(Stored entries)
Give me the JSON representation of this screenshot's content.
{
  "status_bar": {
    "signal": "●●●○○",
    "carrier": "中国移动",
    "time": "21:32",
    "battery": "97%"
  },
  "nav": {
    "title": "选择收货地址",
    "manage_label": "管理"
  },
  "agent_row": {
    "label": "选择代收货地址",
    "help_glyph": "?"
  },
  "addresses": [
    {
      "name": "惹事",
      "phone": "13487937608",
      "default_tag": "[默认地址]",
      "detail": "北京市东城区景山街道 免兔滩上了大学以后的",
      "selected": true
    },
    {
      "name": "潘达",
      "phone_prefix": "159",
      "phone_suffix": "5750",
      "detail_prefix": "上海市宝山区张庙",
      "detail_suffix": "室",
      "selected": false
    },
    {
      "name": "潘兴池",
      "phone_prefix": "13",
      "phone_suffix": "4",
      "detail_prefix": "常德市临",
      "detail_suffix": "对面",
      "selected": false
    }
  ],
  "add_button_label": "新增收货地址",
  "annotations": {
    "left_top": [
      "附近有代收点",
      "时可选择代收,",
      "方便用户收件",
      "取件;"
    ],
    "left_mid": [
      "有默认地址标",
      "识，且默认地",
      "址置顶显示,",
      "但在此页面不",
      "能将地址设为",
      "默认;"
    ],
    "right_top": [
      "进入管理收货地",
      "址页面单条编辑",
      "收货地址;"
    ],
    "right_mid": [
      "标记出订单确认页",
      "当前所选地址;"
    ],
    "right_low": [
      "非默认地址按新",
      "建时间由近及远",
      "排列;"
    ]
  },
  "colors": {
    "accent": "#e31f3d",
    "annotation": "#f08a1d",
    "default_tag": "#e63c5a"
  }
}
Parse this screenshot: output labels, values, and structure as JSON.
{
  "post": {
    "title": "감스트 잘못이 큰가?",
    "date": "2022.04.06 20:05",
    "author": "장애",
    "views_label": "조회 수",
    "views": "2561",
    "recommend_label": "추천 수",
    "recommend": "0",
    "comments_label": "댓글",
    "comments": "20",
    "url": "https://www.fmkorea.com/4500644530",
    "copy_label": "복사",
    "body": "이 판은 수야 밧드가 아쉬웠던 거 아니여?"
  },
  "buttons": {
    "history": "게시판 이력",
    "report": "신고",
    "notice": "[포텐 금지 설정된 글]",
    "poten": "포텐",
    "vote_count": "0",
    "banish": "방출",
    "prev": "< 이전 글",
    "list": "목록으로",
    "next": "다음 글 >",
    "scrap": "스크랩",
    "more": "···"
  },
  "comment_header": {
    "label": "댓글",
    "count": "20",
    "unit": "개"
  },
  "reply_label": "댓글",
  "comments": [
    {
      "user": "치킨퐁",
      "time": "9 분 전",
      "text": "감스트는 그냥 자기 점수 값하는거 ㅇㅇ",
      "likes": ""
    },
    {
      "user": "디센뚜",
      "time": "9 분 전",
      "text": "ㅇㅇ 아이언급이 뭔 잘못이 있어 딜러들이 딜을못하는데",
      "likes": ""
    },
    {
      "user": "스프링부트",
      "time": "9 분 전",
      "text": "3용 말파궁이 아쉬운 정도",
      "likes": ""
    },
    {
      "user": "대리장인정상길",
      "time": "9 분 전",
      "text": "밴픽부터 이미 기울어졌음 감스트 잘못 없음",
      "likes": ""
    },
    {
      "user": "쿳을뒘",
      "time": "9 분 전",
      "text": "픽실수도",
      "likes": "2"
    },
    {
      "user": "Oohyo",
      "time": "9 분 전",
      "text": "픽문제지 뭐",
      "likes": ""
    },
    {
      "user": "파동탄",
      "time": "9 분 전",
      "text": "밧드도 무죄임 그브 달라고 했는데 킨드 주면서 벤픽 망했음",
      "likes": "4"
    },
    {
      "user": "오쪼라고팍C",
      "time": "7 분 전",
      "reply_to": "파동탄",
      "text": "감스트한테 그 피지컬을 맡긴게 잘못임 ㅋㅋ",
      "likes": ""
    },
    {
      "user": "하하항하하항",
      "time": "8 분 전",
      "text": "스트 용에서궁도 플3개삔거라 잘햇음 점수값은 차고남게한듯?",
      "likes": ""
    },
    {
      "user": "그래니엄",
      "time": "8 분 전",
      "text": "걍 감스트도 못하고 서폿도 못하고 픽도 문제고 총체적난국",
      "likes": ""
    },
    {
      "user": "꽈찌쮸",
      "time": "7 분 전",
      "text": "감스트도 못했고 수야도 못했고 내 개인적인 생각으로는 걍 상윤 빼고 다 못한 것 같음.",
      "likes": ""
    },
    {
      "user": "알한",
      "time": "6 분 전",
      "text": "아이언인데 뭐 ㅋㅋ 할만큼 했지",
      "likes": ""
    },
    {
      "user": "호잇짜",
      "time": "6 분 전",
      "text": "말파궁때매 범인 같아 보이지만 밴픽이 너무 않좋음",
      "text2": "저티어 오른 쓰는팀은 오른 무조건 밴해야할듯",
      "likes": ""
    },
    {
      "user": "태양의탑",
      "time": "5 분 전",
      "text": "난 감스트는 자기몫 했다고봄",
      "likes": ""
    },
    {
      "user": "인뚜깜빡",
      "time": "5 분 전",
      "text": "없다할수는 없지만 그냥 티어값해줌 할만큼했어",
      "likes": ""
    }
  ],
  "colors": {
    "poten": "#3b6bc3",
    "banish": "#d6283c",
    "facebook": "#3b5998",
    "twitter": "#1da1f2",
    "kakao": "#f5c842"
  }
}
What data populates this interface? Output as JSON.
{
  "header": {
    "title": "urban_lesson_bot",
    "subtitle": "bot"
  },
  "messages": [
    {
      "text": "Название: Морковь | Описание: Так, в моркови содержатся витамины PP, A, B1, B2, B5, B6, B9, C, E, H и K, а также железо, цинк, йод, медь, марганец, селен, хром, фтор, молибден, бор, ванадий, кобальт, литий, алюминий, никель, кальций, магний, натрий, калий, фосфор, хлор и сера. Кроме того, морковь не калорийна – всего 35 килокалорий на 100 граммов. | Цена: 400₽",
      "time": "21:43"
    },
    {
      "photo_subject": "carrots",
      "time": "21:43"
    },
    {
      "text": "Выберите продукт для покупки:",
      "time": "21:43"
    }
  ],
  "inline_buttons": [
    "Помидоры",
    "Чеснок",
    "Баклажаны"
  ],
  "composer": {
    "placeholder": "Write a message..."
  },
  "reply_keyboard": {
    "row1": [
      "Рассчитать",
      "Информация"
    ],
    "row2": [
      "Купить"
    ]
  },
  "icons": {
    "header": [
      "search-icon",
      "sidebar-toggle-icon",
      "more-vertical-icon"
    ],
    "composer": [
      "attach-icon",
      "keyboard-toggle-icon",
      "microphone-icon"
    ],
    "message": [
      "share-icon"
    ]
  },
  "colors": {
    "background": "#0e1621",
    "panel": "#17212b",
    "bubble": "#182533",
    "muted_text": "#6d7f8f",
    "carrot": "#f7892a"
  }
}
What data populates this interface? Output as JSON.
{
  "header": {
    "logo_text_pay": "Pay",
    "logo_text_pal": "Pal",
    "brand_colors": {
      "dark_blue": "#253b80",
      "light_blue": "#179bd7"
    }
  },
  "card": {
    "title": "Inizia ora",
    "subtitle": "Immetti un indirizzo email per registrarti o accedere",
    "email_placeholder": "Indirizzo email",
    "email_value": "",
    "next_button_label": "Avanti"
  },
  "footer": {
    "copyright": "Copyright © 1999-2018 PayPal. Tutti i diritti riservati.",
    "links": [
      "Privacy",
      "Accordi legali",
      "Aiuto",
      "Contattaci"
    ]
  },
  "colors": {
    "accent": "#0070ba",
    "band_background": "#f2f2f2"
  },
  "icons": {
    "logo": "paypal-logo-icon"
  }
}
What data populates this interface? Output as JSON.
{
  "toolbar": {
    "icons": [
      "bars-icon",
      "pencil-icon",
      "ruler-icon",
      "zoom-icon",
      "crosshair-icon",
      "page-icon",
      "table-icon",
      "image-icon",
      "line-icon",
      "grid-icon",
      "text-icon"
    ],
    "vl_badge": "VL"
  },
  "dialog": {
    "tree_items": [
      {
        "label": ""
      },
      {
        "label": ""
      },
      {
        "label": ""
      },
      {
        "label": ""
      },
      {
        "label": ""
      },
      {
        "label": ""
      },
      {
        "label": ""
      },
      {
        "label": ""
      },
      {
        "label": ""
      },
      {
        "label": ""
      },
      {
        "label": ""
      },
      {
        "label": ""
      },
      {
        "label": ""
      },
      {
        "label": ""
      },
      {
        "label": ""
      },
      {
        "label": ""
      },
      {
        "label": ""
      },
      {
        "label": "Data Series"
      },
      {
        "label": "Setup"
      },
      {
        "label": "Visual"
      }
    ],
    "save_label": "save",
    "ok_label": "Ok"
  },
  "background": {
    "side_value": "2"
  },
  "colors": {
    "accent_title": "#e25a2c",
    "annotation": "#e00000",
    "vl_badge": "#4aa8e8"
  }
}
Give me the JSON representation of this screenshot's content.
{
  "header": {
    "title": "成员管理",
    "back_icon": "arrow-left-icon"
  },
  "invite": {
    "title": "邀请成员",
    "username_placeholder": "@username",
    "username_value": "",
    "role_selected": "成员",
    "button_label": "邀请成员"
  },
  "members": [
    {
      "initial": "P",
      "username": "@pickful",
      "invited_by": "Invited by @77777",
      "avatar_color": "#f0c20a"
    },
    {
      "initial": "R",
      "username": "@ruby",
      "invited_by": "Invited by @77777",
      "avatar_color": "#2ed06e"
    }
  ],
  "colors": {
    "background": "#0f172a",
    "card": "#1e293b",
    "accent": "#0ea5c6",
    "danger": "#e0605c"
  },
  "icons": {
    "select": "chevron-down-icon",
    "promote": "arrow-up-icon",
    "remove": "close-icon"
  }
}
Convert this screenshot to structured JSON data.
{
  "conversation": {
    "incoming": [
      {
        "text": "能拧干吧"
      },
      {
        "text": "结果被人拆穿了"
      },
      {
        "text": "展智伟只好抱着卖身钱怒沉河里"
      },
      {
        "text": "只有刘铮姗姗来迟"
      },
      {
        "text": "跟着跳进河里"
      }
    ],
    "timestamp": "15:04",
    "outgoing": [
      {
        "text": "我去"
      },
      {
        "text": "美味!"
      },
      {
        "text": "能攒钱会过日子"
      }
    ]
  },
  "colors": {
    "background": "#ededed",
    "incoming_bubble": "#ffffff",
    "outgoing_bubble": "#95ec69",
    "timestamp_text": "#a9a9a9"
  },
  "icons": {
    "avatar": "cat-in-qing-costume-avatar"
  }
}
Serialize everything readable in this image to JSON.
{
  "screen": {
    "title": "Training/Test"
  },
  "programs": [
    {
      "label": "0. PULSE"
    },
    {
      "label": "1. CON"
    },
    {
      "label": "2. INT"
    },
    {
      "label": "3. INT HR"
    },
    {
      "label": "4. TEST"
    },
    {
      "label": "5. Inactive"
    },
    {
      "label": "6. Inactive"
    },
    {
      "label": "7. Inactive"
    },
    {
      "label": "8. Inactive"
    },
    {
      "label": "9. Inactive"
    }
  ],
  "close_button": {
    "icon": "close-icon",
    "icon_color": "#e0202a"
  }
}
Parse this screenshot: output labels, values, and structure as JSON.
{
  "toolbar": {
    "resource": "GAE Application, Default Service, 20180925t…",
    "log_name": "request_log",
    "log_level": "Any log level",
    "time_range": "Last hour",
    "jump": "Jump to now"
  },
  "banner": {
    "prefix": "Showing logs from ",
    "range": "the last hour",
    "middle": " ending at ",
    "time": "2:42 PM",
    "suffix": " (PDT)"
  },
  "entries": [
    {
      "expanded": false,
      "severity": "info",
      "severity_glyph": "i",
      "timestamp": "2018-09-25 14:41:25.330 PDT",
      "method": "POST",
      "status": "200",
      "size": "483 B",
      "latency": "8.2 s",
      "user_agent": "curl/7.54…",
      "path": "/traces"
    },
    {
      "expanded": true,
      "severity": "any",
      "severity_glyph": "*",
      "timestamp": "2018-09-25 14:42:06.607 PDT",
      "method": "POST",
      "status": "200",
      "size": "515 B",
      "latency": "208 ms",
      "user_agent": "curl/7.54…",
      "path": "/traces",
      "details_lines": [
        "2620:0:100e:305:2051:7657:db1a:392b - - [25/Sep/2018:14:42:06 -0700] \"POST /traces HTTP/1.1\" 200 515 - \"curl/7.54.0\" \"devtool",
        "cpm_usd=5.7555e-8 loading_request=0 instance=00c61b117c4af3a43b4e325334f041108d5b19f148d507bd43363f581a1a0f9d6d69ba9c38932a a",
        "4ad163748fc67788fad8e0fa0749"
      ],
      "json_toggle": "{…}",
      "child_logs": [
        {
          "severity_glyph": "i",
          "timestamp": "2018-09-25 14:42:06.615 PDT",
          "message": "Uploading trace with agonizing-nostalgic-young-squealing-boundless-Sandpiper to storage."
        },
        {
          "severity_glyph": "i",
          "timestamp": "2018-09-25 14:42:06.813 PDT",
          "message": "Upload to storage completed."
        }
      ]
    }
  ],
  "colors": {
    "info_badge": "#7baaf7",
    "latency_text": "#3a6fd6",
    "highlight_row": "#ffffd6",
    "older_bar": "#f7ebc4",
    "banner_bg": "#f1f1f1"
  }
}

● **Directions**: Identify every line holding the word "subtitle" and copy it out.

● **Final result**:
    "subtitle": "bot"
    "subtitle": "Immetti un indirizzo email per registrarti o accedere",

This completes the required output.